◆ TESTO MOSTRATO:
■ ■ ■ ■ ■ ■ ■

Se avete più o meno l’età del sottoscritto, c’è una piccola possibilità che vi ricordiate del cortometraggio animato in CGI Iron Man, Spider-man and the Hulk, realizzato da quel Tim Miller che anni dopo avrebbe diretto il primo Deadpool con Ryan Reynolds, nel quale, come da titolo, i tre noti eroi Marvel collaborano contro dei robot giganti.
Oppure vi ricorderete della devastante battaglia tra supereroi e supercattivi nella intro del videogioco DC Universe Online (realizzata sempre dallo stesso autore).
I filmati in questione hanno un grande pregio e un grande difetto: il pregio è quello di andare dritto al punto intrattenendo con la loro spettacolarità visiva, suggerendo al tempo stesso una chiara idea di chi siano i personaggi in esame e di come agiscano, ma il grande difetto sta proprio nel formato stesso del cortometraggio, che rende il filmato così breve da precludergli qualunque possibilità di presentare la benché minima forma di intreccio.
Insomma, sono lavori che mostrano ma non narrano.
Perché tutta questa premessa?
Perché sono esattamente queste le sensazioni provate da chi vi scrive nel guardare Licantropus (in originale Werewolf by Night), mediometraggio ambientato nel MCU, diretto da quel Michael Giacchino che siamo così abituati a vedere nelle vesti di compositore, e rilasciato su Disney + come speciale di Halloween.
Se volete sapere il perché dei nostri sentimenti contrastanti per il lupo mannaro della abitazione delle Idee, armatevi di pallottole d’argento, e proseguite nella lettura delle nostre opinioni su Licantropus.
Famolo strano st’omaggio
Al di là della dubbia scelta di far uscire uno speciale di Halloween un mese prima della festa in questione (cosa che sta per ripetersi anche con l’imminente speciale natalizio dedicato ai Guardiani della Galassia), il primo elemento che salta all’occhio di Licantropus è il fatto che si proponga come un omaggio ai grandi classici dell’horror, che richiama esplicitamente tramite l’uso del bianco e nero e la prevalenza di effetti pratici, ma l’effettiva riuscita di tale omaggio è il primo dubbio che chi vi scrive vorrebbe sollevare sullo speciale: se da un lato si cerca di far riferimento al cinema anni ‘40, dall’altro il tentativo è inevitabilmente smorzato da una serie di elementi della messa in scena che ben poco hanno a che fare con quel tipo di immaginario.
Tra un’estetica neogotica, costumi di pelle borchiati, piercing, cast multietnico, ma soprattutto un uso a dir poco spiazzante di una CGI, sì ben curata, ma che fa letteralmente a cazzotti con il resto degli effetti speciali pratici, i richiami all’horror anni ‘40 appaiono a malapena abbozzati, limitati all’uso del bianco e nero e di alcuni accorgimenti di regia.

■ ■ ■ ■ ■ ■ ■

◆ COSA FARE:
Stabilisci se ciascuna delle tre affermazioni concorda con il testo su Licantropus. Rispondi sì o no e cita tra virgolette le parole decisive del testo.
1. Licantropus è diretto da Michael Giacchino.
2. Lo speciale è uscito il giorno di Halloween.
3. Il cortometraggio Iron Man, Spider-man and the Hulk è stato realizzato da Tim Miller.

◆ Voci da una fonte di dati:
■ ■ ■ ■ ■ ■ ■

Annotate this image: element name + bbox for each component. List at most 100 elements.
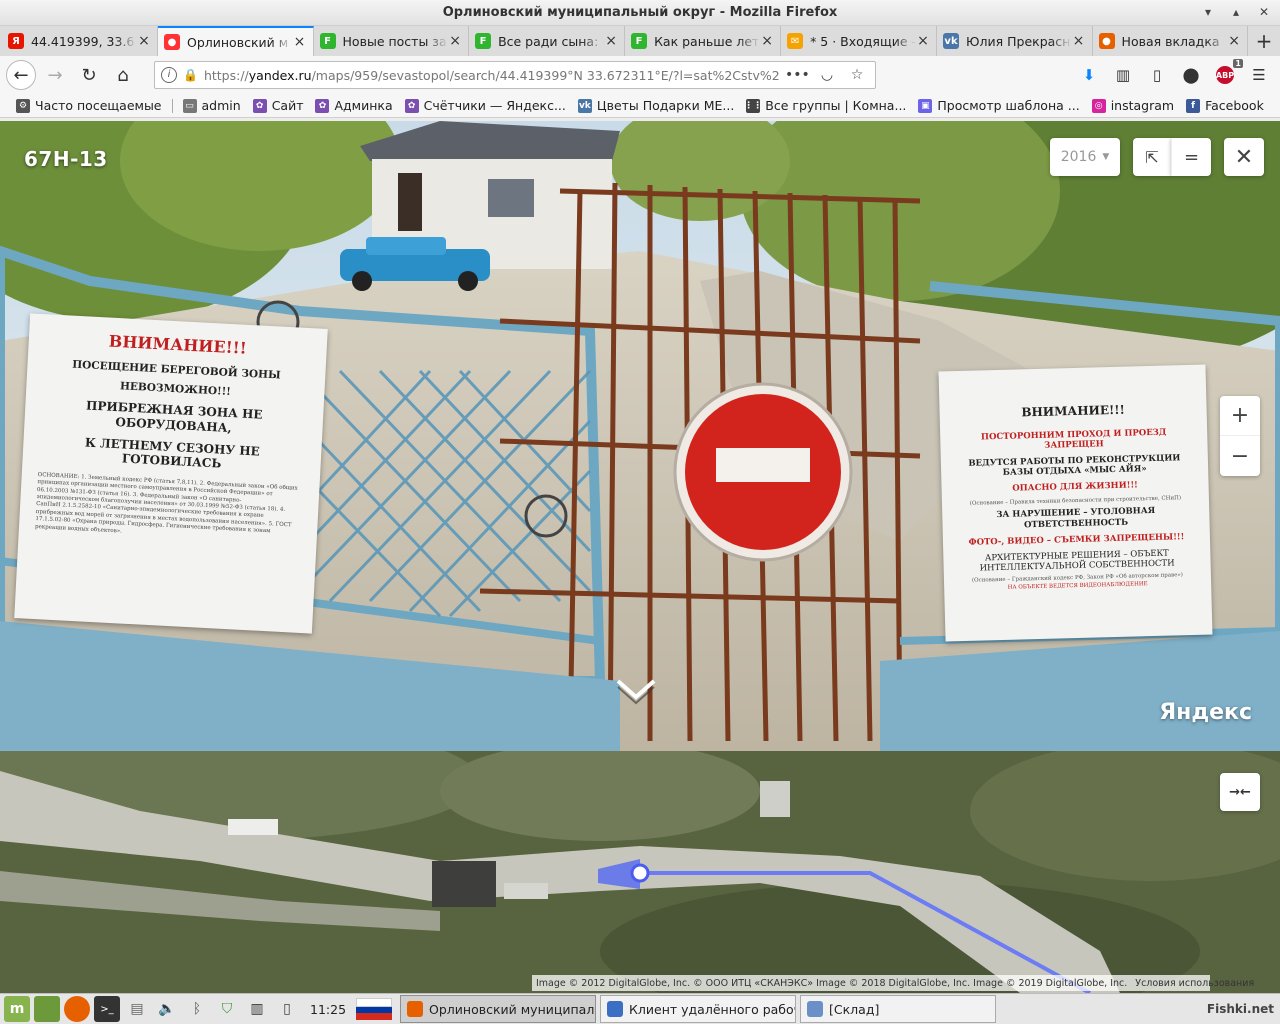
template-icon: ▣ bbox=[918, 98, 933, 113]
adblock-count: 1 bbox=[1233, 59, 1243, 68]
tab-title: Все ради сына: с bbox=[498, 33, 605, 49]
volume-icon[interactable]: 🔈 bbox=[154, 996, 180, 1022]
menu-icon[interactable]: ☰ bbox=[1244, 60, 1274, 90]
bluetooth-icon[interactable]: ᛒ bbox=[184, 996, 210, 1022]
bookmark-item[interactable]: ◎ instagram bbox=[1086, 98, 1180, 113]
new-tab-button[interactable]: + bbox=[1248, 26, 1280, 56]
home-button[interactable]: ⌂ bbox=[108, 60, 138, 90]
yandex-icon: Я bbox=[8, 33, 24, 49]
year-select[interactable]: 2016 ▼ bbox=[1050, 138, 1120, 176]
toolbar-right: ⬇ ▥ ▯ ⬤ ABP 1 ☰ bbox=[1074, 59, 1274, 90]
close-icon[interactable]: × bbox=[293, 34, 307, 50]
bookmark-item[interactable]: ⋮⋮ Все группы | Комна... bbox=[740, 98, 912, 113]
bookmark-item[interactable]: ▣ Просмотр шаблона ... bbox=[912, 98, 1085, 113]
tab-title: Юлия Прекрасн bbox=[966, 33, 1071, 49]
sign-right-line6: ФОТО-, ВИДЕО – СЪЕМКИ ЗАПРЕЩЕНЫ!!! bbox=[968, 531, 1185, 548]
bookmark-star-icon[interactable]: ☆ bbox=[845, 67, 869, 83]
close-icon[interactable]: × bbox=[916, 33, 930, 49]
url-path: /maps/959/sevastopol/search/44.419399°N … bbox=[311, 67, 779, 83]
browser-tab[interactable]: F Все ради сына: с × bbox=[469, 26, 626, 56]
vk-icon: vk bbox=[943, 33, 960, 49]
satellite-imagery bbox=[0, 751, 1280, 993]
forward-button[interactable]: → bbox=[40, 60, 70, 90]
collapse-map-button[interactable]: →← bbox=[1220, 773, 1260, 811]
street-panorama[interactable]: ВНИМАНИЕ!!! ПОСЕЩЕНИЕ БЕРЕГОВОЙ ЗОНЫ НЕВ… bbox=[0, 121, 1280, 751]
sign-left-fine-print: ОСНОВАНИЕ: 1. Земельный кодекс РФ (стать… bbox=[34, 471, 298, 535]
mint-menu-icon[interactable]: m bbox=[4, 996, 30, 1022]
taskbar-window-button[interactable]: Орлиновский муниципаль... bbox=[400, 995, 597, 1023]
browser-tab[interactable]: ✉ * 5 · Входящие - × bbox=[781, 26, 938, 56]
browser-tab[interactable]: F Новые посты за × bbox=[314, 26, 470, 56]
taskbar-window-button[interactable]: Клиент удалённого рабоче... bbox=[600, 995, 797, 1023]
drive-icon[interactable]: ▤ bbox=[124, 996, 150, 1022]
network-icon[interactable]: ▥ bbox=[244, 996, 270, 1022]
minimize-icon[interactable]: ▾ bbox=[1200, 4, 1216, 20]
close-icon[interactable]: × bbox=[448, 33, 462, 49]
watermark: Fishki.net bbox=[1206, 1002, 1274, 1016]
window-controls: ▾ ▴ ✕ bbox=[1200, 4, 1272, 20]
terms-link[interactable]: Условия использования bbox=[1135, 978, 1254, 989]
tab-title: * 5 · Входящие - bbox=[810, 33, 917, 49]
bookmark-item[interactable]: ✿ Админка bbox=[309, 98, 398, 113]
close-panorama-button[interactable]: ✕ bbox=[1224, 138, 1264, 176]
sign-left-heading: ВНИМАНИЕ!!! bbox=[108, 331, 248, 358]
browser-tab[interactable]: F Как раньше лете × bbox=[625, 26, 782, 56]
fishki-icon: F bbox=[319, 33, 336, 49]
close-window-icon[interactable]: ✕ bbox=[1256, 4, 1272, 20]
shield-icon[interactable]: ⛉ bbox=[214, 996, 240, 1022]
back-button[interactable]: ← bbox=[6, 60, 36, 90]
browser-tab[interactable]: ● Орлиновский м × bbox=[158, 26, 314, 56]
downloads-icon[interactable]: ⬇ bbox=[1074, 60, 1104, 90]
adblock-button[interactable]: ABP 1 bbox=[1210, 59, 1243, 90]
russian-flag-icon[interactable] bbox=[356, 998, 393, 1021]
browser-tab[interactable]: ● Новая вкладка × bbox=[1093, 26, 1249, 56]
browser-tab[interactable]: vk Юлия Прекрасн × bbox=[937, 26, 1093, 56]
browser-tab[interactable]: Я 44.419399, 33.67 × bbox=[2, 26, 158, 56]
bookmark-item[interactable]: vk Цветы Подарки МЕ... bbox=[572, 98, 740, 113]
bookmarks-toolbar: ⚙ Часто посещаемые ▭ admin ✿ Сайт ✿ Админка ✿ Счё… bbox=[0, 94, 1280, 118]
close-icon[interactable]: × bbox=[1227, 33, 1241, 49]
window-title: Орлиновский муниципальный округ - Mozill… bbox=[442, 5, 838, 20]
zoom-in-button[interactable]: + bbox=[1220, 396, 1260, 436]
sign-right-line5: ЗА НАРУШЕНИЕ – УГОЛОВНАЯ ОТВЕТСТВЕННОСТЬ bbox=[996, 506, 1156, 530]
gear-icon: ⚙ bbox=[16, 98, 30, 113]
bookmark-label: Счётчики — Яндекс... bbox=[423, 98, 566, 113]
reload-button[interactable]: ↻ bbox=[74, 60, 104, 90]
page-actions-icon[interactable]: ••• bbox=[785, 67, 810, 83]
folder-icon: ▭ bbox=[182, 98, 197, 113]
url-bar[interactable]: i 🔒 https://yandex.ru/maps/959/sevastopo… bbox=[154, 61, 876, 89]
battery-icon[interactable]: ▯ bbox=[274, 996, 300, 1022]
taskbar-window-button[interactable]: [Склад] bbox=[800, 995, 997, 1023]
bookmark-item[interactable]: ✿ Сайт bbox=[247, 98, 310, 113]
library-icon[interactable]: ▥ bbox=[1108, 60, 1138, 90]
satellite-map[interactable]: →← Image © 2012 DigitalGlobe, Inc. © ООО… bbox=[0, 751, 1280, 993]
open-external-button[interactable]: ⇱ bbox=[1133, 138, 1171, 176]
sidebar-icon[interactable]: ▯ bbox=[1142, 60, 1172, 90]
site-info-icon[interactable]: i bbox=[161, 67, 177, 83]
panorama-menu-button[interactable]: = bbox=[1171, 138, 1211, 176]
clock[interactable]: 11:25 bbox=[310, 1002, 346, 1017]
close-icon[interactable]: × bbox=[760, 33, 774, 49]
sign-right-line3: ОПАСНО ДЛЯ ЖИЗНИ!!! bbox=[1012, 480, 1139, 495]
bookmark-item[interactable]: ▭ admin bbox=[177, 98, 247, 113]
show-desktop-icon[interactable] bbox=[34, 996, 60, 1022]
close-icon[interactable]: × bbox=[137, 33, 151, 49]
pocket-icon[interactable]: ◡ bbox=[815, 67, 839, 83]
zoom-out-button[interactable]: − bbox=[1220, 436, 1260, 476]
bookmark-label: Facebook bbox=[1205, 98, 1264, 113]
sign-left-line3: ПРИБРЕЖНАЯ ЗОНА НЕ ОБОРУДОВАНА, bbox=[85, 398, 263, 435]
yandex-logo: Яндекс bbox=[1159, 700, 1252, 725]
year-value: 2016 bbox=[1060, 149, 1097, 165]
bookmark-label: Админка bbox=[334, 98, 393, 113]
close-icon[interactable]: × bbox=[604, 33, 618, 49]
url-text[interactable]: https://yandex.ru/maps/959/sevastopol/se… bbox=[204, 68, 779, 83]
extension-icon[interactable]: ⬤ bbox=[1176, 60, 1206, 90]
close-icon[interactable]: × bbox=[1072, 33, 1086, 49]
maximize-icon[interactable]: ▴ bbox=[1228, 4, 1244, 20]
terminal-icon[interactable]: >_ bbox=[94, 996, 120, 1022]
bookmark-item[interactable]: f Facebook bbox=[1180, 98, 1270, 113]
bookmark-item[interactable]: ✿ Счётчики — Яндекс... bbox=[399, 98, 572, 113]
firefox-launcher-icon[interactable] bbox=[64, 996, 90, 1022]
lock-icon: 🔒 bbox=[183, 68, 198, 82]
bookmark-item[interactable]: ⚙ Часто посещаемые bbox=[10, 98, 168, 113]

■ ■ ■ ■ ■ ■ ■

◆ ESITO DEL COMPITO:
1. Sì: «diretto da quel Michael Giacchino che siamo così abituati a vedere nelle vesti di compositore».
2. No: «far uscire uno speciale di Halloween un mese prima della festa in questione».
3. Sì: «realizzato da quel Tim Miller che anni dopo avrebbe diretto il primo Deadpool».